EXERCISE AIM: State only the number of lines that include "cerrada".

----- MATERIAL SUPPLIED

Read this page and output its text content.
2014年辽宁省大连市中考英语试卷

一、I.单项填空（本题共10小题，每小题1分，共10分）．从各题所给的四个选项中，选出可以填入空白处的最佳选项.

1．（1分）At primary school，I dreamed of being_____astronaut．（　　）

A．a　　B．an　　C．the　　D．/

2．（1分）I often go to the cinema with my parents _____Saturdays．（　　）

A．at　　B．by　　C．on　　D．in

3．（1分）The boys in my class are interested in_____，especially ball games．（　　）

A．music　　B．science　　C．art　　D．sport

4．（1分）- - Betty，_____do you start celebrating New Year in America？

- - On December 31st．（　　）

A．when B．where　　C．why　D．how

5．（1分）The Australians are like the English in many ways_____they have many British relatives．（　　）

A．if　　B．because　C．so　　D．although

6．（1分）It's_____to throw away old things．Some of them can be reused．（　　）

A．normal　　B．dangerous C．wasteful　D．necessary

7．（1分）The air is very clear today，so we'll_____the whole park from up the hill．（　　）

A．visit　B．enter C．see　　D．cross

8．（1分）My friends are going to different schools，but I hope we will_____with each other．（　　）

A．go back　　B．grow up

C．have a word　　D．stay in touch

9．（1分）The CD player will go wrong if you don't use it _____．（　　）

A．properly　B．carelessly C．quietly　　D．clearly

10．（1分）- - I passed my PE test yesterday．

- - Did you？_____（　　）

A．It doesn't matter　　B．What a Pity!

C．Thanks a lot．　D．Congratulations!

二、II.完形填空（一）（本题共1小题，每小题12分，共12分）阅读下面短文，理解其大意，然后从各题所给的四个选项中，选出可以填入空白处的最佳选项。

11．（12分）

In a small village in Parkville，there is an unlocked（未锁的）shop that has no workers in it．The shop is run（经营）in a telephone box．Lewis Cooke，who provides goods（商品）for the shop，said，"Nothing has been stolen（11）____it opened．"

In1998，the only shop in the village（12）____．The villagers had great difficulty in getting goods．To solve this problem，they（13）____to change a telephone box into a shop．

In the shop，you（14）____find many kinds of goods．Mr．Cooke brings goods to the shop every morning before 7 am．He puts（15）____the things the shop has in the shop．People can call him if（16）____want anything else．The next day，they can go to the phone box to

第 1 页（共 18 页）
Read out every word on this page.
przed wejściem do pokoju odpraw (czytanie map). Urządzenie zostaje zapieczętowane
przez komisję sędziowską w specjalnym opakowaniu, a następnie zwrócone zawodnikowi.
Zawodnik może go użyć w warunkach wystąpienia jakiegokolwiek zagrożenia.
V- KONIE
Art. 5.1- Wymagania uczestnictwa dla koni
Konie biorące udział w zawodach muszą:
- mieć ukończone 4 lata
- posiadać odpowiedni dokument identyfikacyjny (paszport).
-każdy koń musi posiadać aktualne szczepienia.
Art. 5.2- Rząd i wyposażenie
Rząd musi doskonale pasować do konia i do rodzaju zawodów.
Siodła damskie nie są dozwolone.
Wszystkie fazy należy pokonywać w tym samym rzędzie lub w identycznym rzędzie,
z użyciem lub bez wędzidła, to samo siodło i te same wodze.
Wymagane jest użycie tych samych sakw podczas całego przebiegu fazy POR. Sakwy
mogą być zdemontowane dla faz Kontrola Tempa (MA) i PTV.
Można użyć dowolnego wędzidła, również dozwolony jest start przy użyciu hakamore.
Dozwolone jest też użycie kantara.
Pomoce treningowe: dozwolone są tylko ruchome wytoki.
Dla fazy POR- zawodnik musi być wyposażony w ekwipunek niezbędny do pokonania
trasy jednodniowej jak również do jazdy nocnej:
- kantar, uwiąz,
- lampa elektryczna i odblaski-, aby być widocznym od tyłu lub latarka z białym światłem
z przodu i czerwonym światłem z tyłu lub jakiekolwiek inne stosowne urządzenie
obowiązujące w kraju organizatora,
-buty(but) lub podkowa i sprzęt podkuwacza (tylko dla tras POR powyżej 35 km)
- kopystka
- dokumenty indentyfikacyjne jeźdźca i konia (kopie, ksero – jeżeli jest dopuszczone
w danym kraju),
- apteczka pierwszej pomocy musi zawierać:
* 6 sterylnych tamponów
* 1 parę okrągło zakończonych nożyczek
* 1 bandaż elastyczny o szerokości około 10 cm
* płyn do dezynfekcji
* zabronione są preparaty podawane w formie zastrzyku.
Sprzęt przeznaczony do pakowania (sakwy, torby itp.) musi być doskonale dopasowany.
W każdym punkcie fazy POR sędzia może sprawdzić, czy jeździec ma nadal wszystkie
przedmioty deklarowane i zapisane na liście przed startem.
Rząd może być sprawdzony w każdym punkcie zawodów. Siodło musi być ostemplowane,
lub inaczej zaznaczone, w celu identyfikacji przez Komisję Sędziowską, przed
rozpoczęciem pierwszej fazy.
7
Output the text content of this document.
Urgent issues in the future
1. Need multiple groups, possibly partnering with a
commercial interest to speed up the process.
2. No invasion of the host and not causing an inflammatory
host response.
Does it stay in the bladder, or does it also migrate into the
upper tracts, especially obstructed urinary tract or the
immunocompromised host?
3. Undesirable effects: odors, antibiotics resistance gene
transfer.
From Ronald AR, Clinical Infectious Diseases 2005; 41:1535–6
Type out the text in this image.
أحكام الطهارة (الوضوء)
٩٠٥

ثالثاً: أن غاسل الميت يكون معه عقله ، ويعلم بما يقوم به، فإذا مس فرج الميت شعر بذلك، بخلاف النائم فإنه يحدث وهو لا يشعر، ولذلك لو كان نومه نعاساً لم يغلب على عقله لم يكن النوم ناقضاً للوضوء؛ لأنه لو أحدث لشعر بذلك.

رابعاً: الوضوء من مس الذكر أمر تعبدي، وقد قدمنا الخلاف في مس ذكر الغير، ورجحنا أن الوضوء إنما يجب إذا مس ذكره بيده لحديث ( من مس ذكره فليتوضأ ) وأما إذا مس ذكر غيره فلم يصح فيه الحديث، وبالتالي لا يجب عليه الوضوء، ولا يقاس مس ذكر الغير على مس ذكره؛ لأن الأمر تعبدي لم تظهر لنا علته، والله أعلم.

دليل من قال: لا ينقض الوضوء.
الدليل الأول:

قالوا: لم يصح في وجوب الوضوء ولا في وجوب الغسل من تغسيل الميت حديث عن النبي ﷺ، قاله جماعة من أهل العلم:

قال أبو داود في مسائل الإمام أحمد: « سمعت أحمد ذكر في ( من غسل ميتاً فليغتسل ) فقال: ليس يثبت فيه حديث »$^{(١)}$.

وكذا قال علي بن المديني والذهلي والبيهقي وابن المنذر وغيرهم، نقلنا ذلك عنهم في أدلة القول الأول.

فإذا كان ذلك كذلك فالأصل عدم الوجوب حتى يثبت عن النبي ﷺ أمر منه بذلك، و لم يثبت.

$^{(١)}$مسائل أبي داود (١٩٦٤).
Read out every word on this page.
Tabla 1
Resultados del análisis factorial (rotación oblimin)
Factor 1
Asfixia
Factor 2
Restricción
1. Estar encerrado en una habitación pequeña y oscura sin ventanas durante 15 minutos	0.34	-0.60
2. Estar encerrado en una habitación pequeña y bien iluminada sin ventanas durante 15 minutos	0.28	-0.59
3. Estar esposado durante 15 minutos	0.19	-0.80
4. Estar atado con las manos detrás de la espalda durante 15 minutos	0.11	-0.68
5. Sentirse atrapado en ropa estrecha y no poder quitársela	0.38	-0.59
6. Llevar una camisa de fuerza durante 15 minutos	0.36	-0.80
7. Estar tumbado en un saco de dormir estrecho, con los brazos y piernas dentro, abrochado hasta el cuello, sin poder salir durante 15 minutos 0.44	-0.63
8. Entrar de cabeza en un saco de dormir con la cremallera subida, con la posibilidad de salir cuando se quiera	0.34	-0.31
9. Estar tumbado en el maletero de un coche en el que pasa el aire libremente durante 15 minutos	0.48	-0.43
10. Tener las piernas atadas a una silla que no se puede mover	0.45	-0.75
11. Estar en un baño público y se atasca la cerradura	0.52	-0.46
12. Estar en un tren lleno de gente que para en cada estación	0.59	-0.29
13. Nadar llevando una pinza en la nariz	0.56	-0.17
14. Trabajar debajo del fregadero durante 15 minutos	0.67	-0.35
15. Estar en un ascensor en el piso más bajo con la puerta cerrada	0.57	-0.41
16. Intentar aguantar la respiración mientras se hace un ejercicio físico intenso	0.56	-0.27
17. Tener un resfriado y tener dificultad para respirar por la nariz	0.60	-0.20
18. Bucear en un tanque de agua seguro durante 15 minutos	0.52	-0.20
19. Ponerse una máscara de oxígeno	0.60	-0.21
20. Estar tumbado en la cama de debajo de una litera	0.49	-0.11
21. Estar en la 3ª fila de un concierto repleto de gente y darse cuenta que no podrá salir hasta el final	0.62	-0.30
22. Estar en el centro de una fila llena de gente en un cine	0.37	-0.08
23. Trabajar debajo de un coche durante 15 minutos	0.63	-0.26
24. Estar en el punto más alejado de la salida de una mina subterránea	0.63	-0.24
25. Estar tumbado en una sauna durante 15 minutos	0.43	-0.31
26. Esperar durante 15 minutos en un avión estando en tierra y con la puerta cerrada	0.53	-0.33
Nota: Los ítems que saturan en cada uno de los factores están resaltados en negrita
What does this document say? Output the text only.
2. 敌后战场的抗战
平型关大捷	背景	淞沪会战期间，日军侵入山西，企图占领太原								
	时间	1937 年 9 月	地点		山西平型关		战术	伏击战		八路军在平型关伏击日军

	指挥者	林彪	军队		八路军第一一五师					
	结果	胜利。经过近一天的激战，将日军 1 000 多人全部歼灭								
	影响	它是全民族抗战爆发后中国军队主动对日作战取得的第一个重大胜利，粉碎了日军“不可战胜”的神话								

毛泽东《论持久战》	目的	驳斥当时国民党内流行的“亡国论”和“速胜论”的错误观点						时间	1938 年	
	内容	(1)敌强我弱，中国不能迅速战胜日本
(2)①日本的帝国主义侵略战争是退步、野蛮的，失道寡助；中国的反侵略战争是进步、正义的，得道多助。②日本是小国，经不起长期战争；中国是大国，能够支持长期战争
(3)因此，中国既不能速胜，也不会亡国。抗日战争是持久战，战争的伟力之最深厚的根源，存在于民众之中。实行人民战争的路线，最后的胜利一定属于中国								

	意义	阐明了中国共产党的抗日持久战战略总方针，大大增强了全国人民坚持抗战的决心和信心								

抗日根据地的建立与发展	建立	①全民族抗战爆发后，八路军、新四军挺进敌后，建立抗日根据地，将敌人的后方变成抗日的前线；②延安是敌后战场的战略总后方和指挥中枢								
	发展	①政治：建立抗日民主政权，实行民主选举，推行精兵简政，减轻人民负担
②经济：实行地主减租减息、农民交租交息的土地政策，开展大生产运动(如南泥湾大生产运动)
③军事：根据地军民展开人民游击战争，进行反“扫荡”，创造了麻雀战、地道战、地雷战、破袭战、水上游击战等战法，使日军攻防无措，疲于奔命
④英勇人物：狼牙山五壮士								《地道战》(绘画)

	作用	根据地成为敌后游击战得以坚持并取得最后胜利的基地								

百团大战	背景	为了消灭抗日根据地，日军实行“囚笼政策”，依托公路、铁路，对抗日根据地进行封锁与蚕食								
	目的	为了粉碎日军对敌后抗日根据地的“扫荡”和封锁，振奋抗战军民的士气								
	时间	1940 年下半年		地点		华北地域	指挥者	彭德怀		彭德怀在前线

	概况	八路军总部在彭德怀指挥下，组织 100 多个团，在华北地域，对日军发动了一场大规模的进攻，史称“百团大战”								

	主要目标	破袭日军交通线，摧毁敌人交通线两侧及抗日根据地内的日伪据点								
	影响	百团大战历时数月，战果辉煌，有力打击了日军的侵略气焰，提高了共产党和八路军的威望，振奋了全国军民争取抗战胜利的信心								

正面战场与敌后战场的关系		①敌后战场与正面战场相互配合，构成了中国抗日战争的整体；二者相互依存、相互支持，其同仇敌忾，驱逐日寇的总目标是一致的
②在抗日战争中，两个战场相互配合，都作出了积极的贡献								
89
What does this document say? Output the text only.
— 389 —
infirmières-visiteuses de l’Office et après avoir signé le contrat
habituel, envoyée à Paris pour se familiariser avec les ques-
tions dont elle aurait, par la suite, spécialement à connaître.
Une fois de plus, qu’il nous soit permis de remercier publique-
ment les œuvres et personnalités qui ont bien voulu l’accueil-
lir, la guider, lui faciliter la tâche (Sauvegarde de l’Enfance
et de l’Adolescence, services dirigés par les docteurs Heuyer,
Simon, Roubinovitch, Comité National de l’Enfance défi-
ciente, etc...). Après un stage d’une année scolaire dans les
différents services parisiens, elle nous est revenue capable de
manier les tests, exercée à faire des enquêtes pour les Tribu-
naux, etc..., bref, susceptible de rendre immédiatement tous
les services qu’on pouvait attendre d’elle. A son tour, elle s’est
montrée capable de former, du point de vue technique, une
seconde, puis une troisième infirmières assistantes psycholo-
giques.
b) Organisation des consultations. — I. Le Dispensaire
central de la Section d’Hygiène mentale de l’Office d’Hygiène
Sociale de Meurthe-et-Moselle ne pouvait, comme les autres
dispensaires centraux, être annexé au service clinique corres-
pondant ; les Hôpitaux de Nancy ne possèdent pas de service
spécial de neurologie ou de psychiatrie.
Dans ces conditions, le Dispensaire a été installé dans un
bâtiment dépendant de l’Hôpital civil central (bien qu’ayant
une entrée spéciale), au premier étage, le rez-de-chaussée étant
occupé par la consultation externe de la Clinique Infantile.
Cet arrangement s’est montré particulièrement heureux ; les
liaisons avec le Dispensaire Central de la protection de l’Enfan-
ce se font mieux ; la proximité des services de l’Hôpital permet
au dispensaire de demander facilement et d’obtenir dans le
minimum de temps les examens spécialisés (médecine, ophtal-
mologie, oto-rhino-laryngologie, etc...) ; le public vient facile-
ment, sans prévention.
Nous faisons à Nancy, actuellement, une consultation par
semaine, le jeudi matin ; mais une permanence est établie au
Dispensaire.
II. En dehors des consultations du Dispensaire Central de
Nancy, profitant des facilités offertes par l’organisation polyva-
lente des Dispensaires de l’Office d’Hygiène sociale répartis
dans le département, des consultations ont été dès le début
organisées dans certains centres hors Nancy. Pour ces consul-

----------

OUTPUT: 2